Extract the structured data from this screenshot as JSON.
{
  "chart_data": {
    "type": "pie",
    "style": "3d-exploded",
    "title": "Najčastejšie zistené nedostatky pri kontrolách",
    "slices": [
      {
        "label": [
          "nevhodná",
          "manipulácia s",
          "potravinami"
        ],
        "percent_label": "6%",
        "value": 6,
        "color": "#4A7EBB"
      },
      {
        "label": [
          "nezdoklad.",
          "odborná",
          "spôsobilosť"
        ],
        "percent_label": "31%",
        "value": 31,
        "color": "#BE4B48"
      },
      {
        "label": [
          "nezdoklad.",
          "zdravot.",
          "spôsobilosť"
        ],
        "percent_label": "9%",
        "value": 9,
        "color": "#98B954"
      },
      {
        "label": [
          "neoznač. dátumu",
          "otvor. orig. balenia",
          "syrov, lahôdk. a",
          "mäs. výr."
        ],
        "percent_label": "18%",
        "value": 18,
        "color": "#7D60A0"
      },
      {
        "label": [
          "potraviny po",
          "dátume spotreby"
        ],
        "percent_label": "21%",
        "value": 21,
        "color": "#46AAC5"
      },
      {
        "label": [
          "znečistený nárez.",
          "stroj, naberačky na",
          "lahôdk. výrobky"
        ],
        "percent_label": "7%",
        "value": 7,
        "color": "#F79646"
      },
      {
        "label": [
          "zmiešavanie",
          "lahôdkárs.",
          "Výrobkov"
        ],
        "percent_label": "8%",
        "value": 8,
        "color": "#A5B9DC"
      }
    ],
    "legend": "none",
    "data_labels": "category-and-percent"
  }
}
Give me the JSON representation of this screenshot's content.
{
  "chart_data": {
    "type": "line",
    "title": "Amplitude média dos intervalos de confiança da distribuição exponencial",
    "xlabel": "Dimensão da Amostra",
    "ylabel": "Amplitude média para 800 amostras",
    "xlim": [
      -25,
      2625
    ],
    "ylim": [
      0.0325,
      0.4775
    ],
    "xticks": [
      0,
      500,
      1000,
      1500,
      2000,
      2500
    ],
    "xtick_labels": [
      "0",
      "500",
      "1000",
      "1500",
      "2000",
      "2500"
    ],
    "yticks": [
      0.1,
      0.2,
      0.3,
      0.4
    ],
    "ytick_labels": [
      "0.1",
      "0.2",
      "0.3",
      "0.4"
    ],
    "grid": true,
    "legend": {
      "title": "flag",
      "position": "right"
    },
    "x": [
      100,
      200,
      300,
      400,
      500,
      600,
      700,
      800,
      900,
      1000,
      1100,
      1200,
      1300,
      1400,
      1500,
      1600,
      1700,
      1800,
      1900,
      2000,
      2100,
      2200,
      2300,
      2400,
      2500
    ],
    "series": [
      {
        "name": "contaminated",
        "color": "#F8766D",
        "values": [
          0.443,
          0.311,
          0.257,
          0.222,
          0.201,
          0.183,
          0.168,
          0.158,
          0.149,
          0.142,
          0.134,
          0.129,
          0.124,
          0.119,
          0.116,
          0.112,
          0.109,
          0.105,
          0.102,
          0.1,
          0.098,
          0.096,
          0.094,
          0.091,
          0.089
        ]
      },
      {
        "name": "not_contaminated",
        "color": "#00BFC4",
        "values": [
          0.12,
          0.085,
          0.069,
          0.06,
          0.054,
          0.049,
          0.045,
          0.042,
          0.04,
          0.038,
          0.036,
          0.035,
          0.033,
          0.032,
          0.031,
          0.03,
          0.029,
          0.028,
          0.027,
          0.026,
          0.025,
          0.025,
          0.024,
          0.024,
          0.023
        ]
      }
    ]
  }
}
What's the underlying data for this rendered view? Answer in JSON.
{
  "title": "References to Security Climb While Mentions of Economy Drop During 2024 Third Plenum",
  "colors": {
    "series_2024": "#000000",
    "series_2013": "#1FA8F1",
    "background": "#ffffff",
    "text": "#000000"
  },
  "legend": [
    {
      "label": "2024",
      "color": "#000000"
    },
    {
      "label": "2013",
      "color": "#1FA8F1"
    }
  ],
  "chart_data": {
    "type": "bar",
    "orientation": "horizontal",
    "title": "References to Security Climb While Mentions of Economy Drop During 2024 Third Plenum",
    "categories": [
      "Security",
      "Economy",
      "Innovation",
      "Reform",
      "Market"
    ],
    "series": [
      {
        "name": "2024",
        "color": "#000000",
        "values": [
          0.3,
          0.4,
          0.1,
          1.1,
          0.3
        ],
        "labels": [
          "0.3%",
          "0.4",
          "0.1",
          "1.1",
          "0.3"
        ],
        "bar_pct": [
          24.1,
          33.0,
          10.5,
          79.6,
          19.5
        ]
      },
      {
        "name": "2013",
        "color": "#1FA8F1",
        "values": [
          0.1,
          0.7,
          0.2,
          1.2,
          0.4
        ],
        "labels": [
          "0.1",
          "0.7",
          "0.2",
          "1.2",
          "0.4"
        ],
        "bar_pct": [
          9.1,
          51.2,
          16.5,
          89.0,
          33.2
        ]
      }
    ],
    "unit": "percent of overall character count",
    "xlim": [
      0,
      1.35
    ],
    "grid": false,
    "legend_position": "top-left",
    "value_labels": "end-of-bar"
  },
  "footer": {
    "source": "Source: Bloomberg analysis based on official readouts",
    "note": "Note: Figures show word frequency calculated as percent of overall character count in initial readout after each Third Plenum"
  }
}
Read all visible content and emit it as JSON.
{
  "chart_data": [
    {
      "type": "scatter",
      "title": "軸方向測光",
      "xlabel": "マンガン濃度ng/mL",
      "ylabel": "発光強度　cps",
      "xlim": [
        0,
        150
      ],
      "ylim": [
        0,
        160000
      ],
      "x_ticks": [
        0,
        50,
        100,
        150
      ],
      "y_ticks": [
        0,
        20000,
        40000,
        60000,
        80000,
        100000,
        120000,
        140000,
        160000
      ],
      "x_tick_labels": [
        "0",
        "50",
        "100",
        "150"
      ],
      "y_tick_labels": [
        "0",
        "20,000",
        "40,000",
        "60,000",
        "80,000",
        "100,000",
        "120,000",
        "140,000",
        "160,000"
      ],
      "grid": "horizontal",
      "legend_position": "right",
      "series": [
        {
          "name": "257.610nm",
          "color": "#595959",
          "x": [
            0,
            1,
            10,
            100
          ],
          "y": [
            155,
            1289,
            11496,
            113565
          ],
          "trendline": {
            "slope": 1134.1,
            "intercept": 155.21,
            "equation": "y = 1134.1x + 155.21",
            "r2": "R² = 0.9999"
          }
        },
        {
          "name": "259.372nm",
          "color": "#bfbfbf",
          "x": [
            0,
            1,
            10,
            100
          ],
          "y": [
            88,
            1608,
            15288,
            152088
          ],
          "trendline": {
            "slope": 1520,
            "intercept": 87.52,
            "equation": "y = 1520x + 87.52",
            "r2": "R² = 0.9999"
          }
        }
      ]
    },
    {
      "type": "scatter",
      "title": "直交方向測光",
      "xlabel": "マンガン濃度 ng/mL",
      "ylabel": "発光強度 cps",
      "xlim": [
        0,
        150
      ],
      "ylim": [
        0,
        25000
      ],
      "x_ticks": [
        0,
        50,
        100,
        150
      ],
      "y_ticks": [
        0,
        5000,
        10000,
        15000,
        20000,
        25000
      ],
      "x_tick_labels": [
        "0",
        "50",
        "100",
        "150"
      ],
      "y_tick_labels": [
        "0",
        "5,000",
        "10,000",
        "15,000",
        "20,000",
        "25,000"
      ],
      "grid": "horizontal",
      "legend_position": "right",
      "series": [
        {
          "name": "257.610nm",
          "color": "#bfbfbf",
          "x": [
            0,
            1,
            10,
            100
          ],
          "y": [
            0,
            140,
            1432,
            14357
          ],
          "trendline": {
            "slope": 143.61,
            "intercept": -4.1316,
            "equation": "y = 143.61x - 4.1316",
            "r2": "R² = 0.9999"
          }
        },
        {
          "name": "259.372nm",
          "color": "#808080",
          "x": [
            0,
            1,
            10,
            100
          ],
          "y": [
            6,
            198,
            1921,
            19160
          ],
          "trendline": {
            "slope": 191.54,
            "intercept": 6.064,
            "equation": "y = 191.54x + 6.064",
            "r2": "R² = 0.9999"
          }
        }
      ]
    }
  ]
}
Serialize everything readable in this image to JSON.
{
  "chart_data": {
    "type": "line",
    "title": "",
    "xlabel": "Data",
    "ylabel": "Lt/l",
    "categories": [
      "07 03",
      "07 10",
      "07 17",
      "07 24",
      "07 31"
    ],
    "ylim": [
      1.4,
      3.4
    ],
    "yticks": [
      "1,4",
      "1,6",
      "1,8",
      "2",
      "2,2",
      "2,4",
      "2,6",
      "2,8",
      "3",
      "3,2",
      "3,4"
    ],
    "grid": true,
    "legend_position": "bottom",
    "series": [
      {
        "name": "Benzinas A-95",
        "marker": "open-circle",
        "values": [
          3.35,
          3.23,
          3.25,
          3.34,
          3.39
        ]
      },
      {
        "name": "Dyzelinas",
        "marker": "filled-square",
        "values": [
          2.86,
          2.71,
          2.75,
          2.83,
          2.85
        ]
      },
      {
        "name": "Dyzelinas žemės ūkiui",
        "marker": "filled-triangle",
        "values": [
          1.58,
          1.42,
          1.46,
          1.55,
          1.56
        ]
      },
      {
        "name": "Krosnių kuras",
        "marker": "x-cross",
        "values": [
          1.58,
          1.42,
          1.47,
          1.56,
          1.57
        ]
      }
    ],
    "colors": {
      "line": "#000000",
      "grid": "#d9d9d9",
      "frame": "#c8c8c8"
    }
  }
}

Aim of the exercise
Locate each line with the word "média" and copy it.

The solution
    "title": "Amplitude média dos intervalos de confiança da distribuição exponencial",
    "ylabel": "Amplitude média para 800 amostras",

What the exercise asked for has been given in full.